> [Directions for this task] Extract each line containing the string "right".

Extracted data entries:
····················

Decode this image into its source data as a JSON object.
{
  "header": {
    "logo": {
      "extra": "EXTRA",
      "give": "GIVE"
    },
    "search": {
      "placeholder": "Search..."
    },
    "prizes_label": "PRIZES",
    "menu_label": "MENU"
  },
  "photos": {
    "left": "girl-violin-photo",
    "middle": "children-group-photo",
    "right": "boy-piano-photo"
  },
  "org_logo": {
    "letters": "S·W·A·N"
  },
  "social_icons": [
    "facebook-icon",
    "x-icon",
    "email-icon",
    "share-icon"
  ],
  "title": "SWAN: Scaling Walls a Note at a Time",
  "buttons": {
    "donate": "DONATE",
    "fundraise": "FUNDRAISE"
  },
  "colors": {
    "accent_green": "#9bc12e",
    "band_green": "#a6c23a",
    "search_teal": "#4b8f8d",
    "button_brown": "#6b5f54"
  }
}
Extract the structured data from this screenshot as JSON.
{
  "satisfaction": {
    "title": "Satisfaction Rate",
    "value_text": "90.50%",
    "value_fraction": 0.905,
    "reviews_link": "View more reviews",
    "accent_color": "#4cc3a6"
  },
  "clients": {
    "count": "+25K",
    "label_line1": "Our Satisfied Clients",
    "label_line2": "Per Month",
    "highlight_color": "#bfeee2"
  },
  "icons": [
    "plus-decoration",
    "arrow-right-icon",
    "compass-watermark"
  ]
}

····················

> [Full output]
    "right": "boy-piano-photo"
    "arrow-right-icon",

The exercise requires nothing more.